Task requirements: Scan the material below for lines with the word "Emotional" and report how many there are, with nothing added.

Supplied material:
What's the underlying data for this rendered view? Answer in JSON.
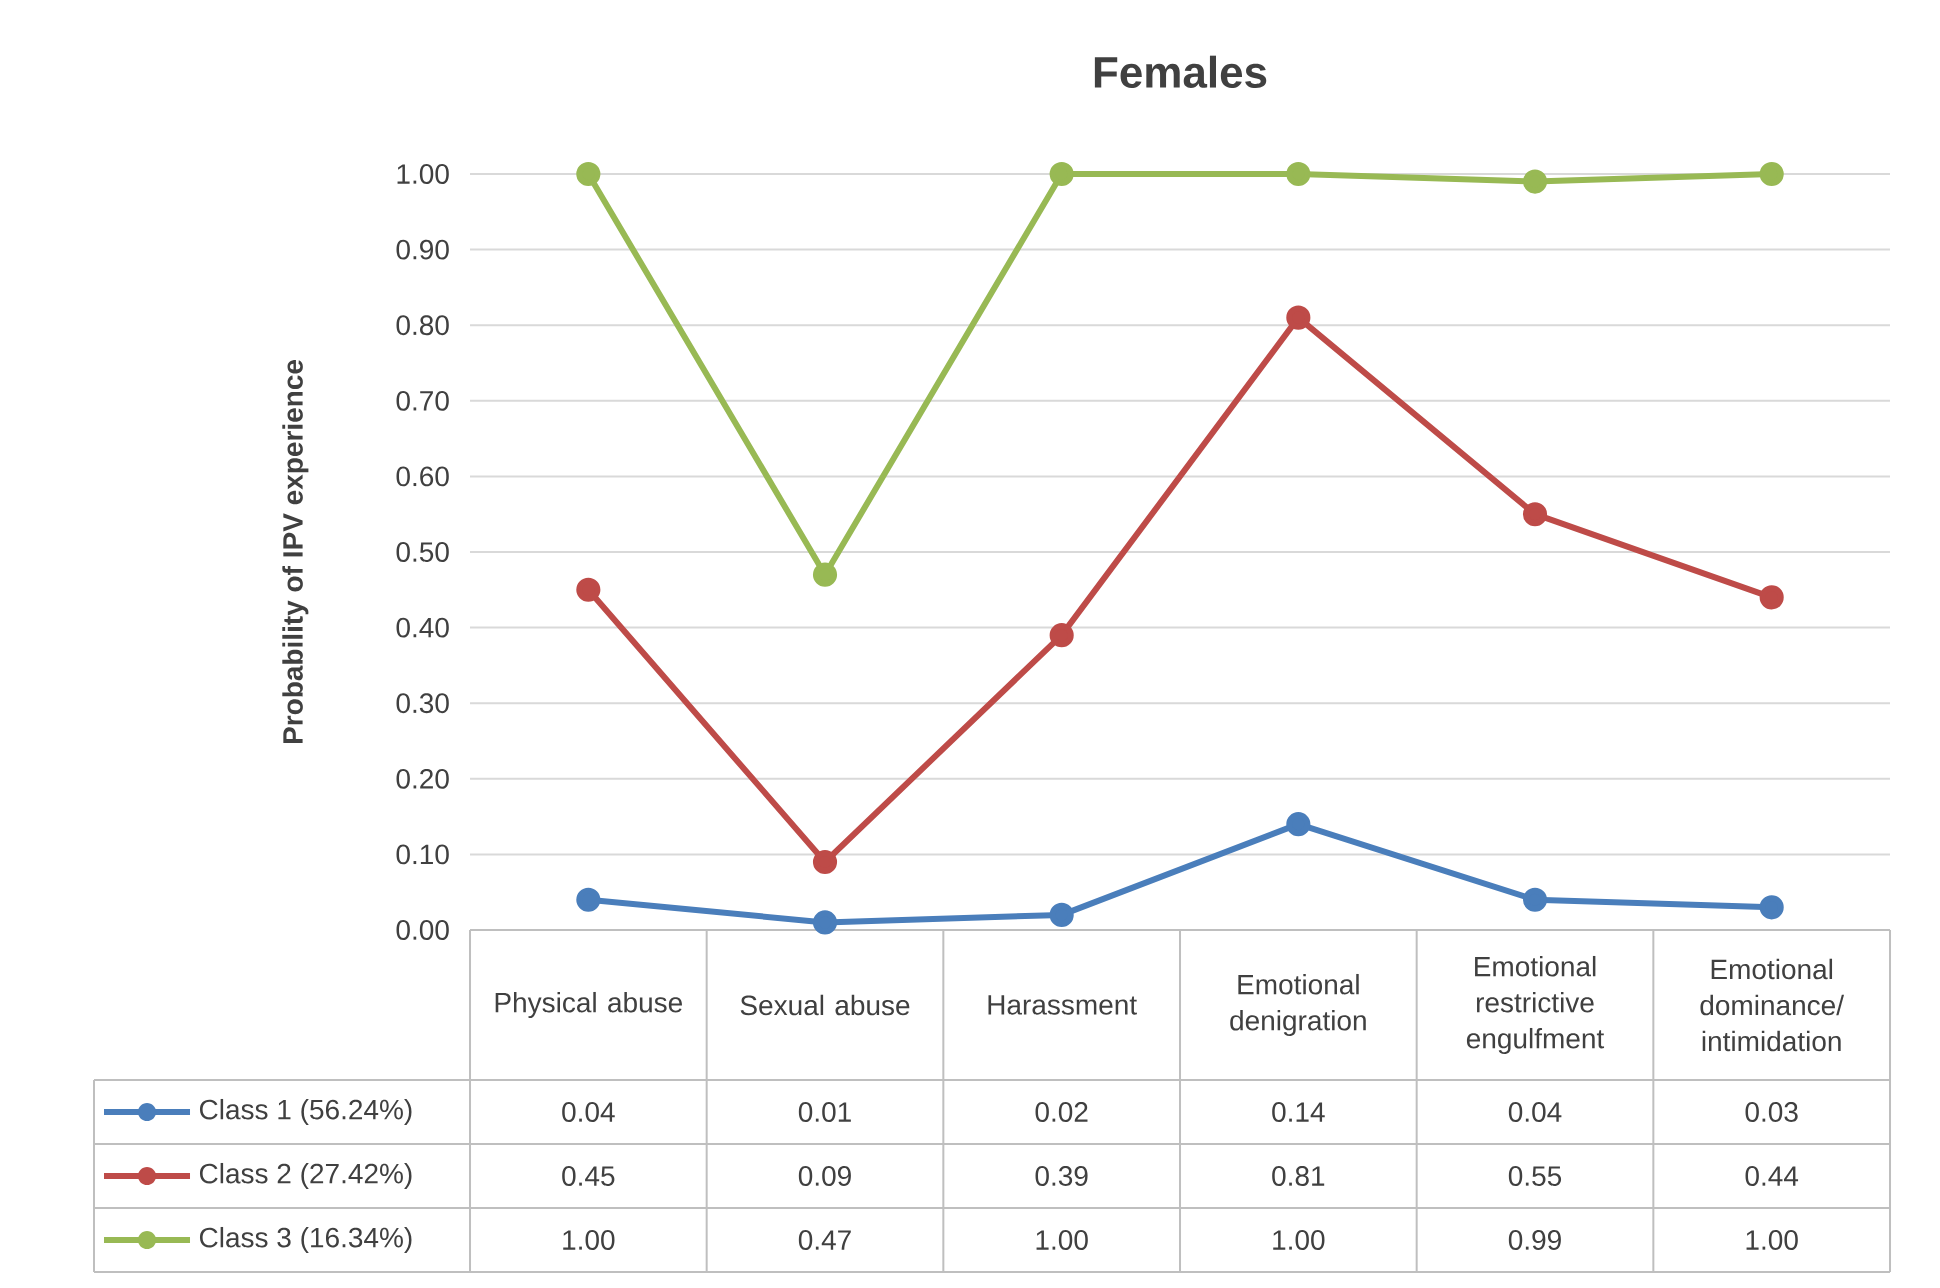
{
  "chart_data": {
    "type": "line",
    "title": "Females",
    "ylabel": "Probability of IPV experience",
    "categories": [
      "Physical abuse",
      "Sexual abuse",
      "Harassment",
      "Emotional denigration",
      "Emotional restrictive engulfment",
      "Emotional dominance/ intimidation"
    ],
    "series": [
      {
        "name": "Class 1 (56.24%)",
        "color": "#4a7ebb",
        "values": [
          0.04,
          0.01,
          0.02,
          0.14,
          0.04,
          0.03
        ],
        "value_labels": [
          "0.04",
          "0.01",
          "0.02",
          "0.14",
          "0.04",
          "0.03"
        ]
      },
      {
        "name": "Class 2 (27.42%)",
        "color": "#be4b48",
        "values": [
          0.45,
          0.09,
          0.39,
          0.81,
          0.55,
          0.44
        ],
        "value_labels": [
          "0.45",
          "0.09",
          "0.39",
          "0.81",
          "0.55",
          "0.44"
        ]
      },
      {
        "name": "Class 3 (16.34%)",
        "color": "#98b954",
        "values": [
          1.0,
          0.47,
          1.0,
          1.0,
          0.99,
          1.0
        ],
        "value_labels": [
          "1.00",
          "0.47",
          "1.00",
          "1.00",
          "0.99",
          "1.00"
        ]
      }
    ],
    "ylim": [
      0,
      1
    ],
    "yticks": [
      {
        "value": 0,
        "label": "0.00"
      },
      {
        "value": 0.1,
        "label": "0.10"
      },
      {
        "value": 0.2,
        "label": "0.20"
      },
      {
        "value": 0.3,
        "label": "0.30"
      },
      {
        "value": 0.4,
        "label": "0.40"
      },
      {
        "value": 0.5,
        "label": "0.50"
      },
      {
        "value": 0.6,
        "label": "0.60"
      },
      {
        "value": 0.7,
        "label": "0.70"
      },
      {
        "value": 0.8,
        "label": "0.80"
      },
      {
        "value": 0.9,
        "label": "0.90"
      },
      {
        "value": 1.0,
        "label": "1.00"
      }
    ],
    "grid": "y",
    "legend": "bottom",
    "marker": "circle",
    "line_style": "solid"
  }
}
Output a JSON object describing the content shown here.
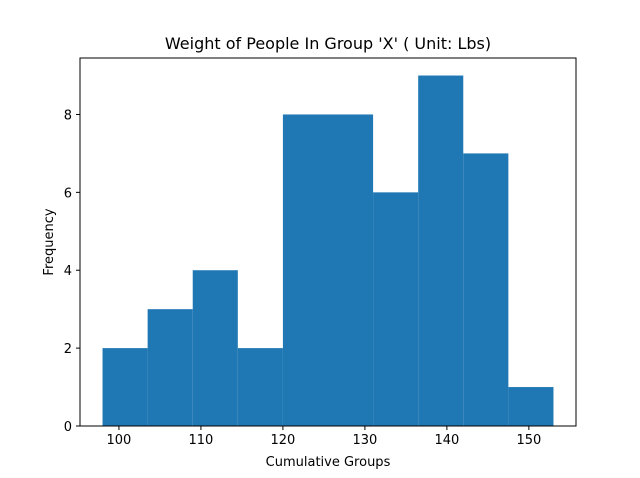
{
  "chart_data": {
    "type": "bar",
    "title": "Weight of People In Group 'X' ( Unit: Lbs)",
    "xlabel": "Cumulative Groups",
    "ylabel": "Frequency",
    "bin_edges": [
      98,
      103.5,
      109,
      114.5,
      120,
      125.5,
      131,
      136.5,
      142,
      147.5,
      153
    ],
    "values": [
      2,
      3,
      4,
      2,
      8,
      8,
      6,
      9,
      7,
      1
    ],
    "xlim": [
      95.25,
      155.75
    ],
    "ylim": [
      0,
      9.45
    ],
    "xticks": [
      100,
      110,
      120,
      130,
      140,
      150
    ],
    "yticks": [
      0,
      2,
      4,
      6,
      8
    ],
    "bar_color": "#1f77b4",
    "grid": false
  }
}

Answer to this exercise: 3